== Records to use ==

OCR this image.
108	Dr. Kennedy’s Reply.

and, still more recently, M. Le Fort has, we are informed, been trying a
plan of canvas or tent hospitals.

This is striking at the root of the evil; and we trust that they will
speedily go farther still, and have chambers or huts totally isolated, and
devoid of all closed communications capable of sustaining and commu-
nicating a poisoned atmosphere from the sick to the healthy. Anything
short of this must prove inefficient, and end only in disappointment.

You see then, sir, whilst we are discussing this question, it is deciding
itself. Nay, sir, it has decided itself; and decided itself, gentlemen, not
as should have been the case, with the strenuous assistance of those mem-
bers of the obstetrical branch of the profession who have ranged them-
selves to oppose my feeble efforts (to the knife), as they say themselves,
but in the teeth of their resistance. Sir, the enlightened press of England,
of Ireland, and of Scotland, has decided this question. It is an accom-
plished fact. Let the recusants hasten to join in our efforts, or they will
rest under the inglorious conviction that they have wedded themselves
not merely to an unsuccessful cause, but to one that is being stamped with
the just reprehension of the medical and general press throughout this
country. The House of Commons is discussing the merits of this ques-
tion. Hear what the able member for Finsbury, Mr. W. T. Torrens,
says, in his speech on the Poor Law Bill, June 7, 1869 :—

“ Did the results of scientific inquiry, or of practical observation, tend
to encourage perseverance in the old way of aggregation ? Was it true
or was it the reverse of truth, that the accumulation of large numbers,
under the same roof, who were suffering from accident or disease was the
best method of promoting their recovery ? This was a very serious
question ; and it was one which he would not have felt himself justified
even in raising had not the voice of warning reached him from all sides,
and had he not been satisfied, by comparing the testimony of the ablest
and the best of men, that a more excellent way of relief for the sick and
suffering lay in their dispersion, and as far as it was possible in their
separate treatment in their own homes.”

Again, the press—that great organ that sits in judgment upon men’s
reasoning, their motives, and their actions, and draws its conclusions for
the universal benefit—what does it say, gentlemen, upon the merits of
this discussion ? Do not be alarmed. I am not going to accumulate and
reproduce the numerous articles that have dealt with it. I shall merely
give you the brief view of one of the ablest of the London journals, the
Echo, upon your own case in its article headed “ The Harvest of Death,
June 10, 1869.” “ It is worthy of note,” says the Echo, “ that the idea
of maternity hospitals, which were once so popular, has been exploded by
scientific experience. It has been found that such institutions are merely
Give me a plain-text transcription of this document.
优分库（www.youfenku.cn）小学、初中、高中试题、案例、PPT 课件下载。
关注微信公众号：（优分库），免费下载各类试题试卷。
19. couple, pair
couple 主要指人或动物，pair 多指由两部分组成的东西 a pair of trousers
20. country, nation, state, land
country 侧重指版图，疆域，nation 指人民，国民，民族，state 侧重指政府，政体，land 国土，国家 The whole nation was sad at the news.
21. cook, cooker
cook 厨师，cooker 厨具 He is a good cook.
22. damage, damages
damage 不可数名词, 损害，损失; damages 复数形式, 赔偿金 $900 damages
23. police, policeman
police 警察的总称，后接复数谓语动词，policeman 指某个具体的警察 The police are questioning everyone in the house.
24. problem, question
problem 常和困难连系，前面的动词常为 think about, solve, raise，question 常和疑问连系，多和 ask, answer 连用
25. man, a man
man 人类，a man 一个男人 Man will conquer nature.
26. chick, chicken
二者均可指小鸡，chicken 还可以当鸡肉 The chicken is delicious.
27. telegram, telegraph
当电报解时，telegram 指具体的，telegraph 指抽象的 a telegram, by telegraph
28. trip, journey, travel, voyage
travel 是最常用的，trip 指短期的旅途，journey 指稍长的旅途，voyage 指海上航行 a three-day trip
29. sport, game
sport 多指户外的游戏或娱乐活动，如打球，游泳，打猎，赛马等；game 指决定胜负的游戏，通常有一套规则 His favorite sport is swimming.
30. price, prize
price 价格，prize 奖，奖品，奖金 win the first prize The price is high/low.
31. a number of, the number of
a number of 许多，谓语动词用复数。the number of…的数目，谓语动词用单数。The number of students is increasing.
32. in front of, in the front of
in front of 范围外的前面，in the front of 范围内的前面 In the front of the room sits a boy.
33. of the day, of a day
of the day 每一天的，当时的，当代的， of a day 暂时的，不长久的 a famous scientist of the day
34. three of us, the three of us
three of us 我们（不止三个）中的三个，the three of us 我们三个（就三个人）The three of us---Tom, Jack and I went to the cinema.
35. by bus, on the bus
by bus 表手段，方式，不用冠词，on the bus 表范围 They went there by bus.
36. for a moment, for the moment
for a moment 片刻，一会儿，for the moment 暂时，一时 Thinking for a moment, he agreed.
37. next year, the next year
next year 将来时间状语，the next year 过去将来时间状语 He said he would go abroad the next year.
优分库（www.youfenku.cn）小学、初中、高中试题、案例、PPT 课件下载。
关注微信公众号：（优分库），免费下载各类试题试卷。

== Goal ==
From the records above, extract every entry verbatim.

== Response to the task ==
OCR this image.
108	Dr. Kennedy’s Reply.

and, still more recently, M. Le Fort has, we are informed, been trying a
plan of canvas or tent hospitals.

This is striking at the root of the evil; and we trust that they will
speedily go farther still, and have chambers or huts totally isolated, and
devoid of all closed communications capable of sustaining and commu-
nicating a poisoned atmosphere from the sick to the healthy. Anything
short of this must prove inefficient, and end only in disappointment.

You see then, sir, whilst we are discussing this question, it is deciding
itself. Nay, sir, it has decided itself; and decided itself, gentlemen, not
as should have been the case, with the strenuous assistance of those mem-
bers of the obstetrical branch of the profession who have ranged them-
selves to oppose my feeble efforts (to the knife), as they say themselves,
but in the teeth of their resistance. Sir, the enlightened press of England,
of Ireland, and of Scotland, has decided this question. It is an accom-
plished fact. Let the recusants hasten to join in our efforts, or they will
rest under the inglorious conviction that they have wedded themselves
not merely to an unsuccessful cause, but to one that is being stamped with
the just reprehension of the medical and general press throughout this
country. The House of Commons is discussing the merits of this ques-
tion. Hear what the able member for Finsbury, Mr. W. T. Torrens,
says, in his speech on the Poor Law Bill, June 7, 1869 :—

“ Did the results of scientific inquiry, or of practical observation, tend
to encourage perseverance in the old way of aggregation ? Was it true
or was it the reverse of truth, that the accumulation of large numbers,
under the same roof, who were suffering from accident or disease was the
best method of promoting their recovery ? This was a very serious
question ; and it was one which he would not have felt himself justified
even in raising had not the voice of warning reached him from all sides,
and had he not been satisfied, by comparing the testimony of the ablest
and the best of men, that a more excellent way of relief for the sick and
suffering lay in their dispersion, and as far as it was possible in their
separate treatment in their own homes.”

Again, the press—that great organ that sits in judgment upon men’s
reasoning, their motives, and their actions, and draws its conclusions for
the universal benefit—what does it say, gentlemen, upon the merits of
this discussion ? Do not be alarmed. I am not going to accumulate and
reproduce the numerous articles that have dealt with it. I shall merely
give you the brief view of one of the ablest of the London journals, the
Echo, upon your own case in its article headed “ The Harvest of Death,
June 10, 1869.” “ It is worthy of note,” says the Echo, “ that the idea
of maternity hospitals, which were once so popular, has been exploded by
scientific experience. It has been found that such institutions are merely
Give me a plain-text transcription of this document.
优分库（www.youfenku.cn）小学、初中、高中试题、案例、PPT 课件下载。
关注微信公众号：（优分库），免费下载各类试题试卷。
19. couple, pair
couple 主要指人或动物，pair 多指由两部分组成的东西 a pair of trousers
20. country, nation, state, land
country 侧重指版图，疆域，nation 指人民，国民，民族，state 侧重指政府，政体，land 国土，国家 The whole nation was sad at the news.
21. cook, cooker
cook 厨师，cooker 厨具 He is a good cook.
22. damage, damages
damage 不可数名词, 损害，损失; damages 复数形式, 赔偿金 $900 damages
23. police, policeman
police 警察的总称，后接复数谓语动词，policeman 指某个具体的警察 The police are questioning everyone in the house.
24. problem, question
problem 常和困难连系，前面的动词常为 think about, solve, raise，question 常和疑问连系，多和 ask, answer 连用
25. man, a man
man 人类，a man 一个男人 Man will conquer nature.
26. chick, chicken
二者均可指小鸡，chicken 还可以当鸡肉 The chicken is delicious.
27. telegram, telegraph
当电报解时，telegram 指具体的，telegraph 指抽象的 a telegram, by telegraph
28. trip, journey, travel, voyage
travel 是最常用的，trip 指短期的旅途，journey 指稍长的旅途，voyage 指海上航行 a three-day trip
29. sport, game
sport 多指户外的游戏或娱乐活动，如打球，游泳，打猎，赛马等；game 指决定胜负的游戏，通常有一套规则 His favorite sport is swimming.
30. price, prize
price 价格，prize 奖，奖品，奖金 win the first prize The price is high/low.
31. a number of, the number of
a number of 许多，谓语动词用复数。the number of…的数目，谓语动词用单数。The number of students is increasing.
32. in front of, in the front of
in front of 范围外的前面，in the front of 范围内的前面 In the front of the room sits a boy.
33. of the day, of a day
of the day 每一天的，当时的，当代的， of a day 暂时的，不长久的 a famous scientist of the day
34. three of us, the three of us
three of us 我们（不止三个）中的三个，the three of us 我们三个（就三个人）The three of us---Tom, Jack and I went to the cinema.
35. by bus, on the bus
by bus 表手段，方式，不用冠词，on the bus 表范围 They went there by bus.
36. for a moment, for the moment
for a moment 片刻，一会儿，for the moment 暂时，一时 Thinking for a moment, he agreed.
37. next year, the next year
next year 将来时间状语，the next year 过去将来时间状语 He said he would go abroad the next year.
优分库（www.youfenku.cn）小学、初中、高中试题、案例、PPT 课件下载。
关注微信公众号：（优分库），免费下载各类试题试卷。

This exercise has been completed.